=== Data supplied ===

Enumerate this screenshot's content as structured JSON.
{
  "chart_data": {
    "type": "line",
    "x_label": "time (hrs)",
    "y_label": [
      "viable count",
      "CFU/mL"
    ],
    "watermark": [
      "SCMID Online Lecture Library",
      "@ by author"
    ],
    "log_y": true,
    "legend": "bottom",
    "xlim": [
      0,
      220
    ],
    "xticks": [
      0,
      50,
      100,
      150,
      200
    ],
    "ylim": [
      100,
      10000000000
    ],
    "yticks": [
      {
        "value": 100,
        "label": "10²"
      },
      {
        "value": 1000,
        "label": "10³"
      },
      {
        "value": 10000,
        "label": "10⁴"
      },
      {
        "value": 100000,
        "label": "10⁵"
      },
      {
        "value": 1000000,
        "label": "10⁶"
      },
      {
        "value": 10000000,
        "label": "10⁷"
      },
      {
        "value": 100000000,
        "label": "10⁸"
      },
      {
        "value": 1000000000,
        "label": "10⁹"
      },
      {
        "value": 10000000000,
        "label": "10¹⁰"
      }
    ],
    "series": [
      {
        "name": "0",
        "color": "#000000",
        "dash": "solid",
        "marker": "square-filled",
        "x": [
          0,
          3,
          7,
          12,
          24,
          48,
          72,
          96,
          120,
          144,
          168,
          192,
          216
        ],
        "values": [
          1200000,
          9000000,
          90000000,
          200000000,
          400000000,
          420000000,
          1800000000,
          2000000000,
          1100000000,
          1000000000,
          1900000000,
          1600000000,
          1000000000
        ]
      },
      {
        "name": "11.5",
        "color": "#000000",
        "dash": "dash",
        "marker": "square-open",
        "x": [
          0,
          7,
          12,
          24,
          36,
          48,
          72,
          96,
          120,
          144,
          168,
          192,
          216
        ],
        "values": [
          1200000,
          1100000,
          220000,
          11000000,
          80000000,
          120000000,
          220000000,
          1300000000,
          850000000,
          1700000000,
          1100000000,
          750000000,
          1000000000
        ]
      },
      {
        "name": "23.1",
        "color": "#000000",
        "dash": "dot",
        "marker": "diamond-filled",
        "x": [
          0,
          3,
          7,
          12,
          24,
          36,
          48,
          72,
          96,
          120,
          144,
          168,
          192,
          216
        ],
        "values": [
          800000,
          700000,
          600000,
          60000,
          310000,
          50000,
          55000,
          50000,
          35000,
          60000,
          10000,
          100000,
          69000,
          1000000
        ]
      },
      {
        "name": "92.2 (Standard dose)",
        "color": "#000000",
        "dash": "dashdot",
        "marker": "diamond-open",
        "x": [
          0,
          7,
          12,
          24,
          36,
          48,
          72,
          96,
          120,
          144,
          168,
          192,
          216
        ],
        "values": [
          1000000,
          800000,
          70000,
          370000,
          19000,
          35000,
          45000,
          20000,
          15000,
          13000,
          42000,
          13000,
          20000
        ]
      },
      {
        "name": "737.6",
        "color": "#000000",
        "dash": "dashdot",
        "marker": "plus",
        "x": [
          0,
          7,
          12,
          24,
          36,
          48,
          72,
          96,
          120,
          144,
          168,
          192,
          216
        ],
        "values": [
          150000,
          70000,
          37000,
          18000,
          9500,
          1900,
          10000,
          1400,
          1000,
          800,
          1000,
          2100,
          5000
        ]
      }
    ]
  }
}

===

== Given request ==
Pull every line containing "square" from the material above.

== Response to this exercise ==
        "marker": "square-filled",
        "marker": "square-open",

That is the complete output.